RECORD LIST:
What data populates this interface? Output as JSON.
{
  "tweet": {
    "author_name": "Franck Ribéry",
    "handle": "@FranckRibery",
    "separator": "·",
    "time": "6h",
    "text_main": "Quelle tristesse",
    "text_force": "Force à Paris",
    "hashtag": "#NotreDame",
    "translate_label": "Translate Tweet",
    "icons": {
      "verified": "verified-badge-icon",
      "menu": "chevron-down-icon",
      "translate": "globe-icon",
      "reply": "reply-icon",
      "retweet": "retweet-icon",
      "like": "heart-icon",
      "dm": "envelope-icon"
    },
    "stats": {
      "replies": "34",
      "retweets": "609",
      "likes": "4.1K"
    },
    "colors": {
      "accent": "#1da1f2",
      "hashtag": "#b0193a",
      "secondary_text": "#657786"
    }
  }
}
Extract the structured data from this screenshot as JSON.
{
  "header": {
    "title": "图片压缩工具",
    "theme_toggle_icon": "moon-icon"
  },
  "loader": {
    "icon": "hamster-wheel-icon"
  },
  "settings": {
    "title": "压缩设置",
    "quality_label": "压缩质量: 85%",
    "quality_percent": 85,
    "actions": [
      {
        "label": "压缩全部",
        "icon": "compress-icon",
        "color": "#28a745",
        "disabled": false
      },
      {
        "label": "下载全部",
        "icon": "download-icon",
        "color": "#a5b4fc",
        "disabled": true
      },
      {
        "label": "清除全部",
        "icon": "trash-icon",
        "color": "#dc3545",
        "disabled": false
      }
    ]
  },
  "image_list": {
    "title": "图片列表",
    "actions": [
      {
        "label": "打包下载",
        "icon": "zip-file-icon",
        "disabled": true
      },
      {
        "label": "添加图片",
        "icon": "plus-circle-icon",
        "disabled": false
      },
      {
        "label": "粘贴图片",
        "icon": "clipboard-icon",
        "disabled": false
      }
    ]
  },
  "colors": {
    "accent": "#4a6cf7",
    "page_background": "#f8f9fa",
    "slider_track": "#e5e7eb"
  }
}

--

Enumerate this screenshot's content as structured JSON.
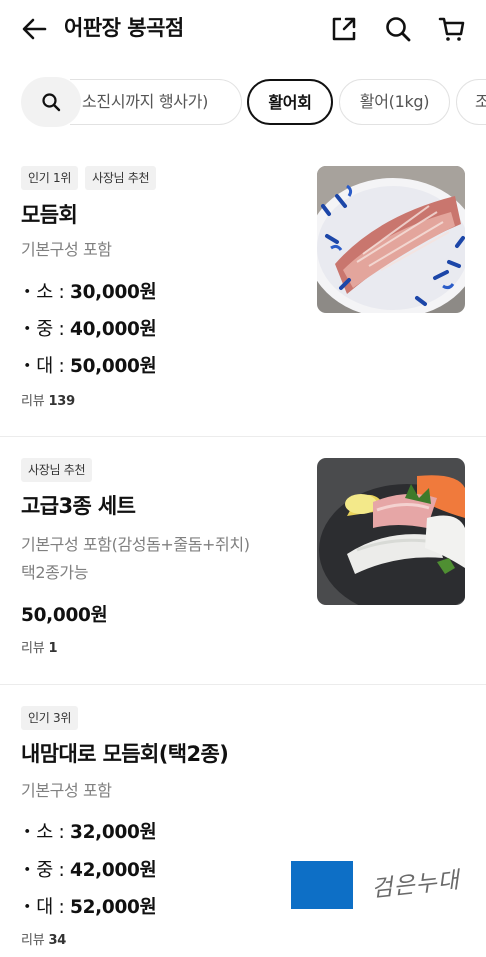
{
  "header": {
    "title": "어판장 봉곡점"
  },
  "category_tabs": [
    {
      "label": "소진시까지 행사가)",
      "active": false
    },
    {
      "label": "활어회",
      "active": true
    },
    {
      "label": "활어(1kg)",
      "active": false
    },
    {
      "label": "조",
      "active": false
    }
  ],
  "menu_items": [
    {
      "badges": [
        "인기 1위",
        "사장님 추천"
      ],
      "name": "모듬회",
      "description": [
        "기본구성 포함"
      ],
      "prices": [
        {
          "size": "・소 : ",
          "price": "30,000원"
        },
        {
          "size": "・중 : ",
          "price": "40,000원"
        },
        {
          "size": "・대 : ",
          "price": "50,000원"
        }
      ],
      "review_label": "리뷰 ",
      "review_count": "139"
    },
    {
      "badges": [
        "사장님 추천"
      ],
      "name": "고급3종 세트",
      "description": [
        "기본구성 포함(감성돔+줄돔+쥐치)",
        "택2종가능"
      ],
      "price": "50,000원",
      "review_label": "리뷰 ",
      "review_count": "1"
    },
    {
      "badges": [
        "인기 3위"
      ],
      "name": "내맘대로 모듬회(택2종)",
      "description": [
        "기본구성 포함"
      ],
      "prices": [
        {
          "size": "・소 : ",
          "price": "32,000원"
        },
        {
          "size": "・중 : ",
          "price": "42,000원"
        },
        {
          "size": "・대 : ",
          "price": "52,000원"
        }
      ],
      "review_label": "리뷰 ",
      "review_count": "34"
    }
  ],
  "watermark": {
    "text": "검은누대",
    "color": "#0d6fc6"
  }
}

WHAT YOU HAVE TO DO: Report all lines of the data that include the word "JSON".

THE OUTPUT:
What data populates this interface? Output as JSON.
Extract the structured data from this screenshot as JSON.
Enumerate this screenshot's content as structured JSON.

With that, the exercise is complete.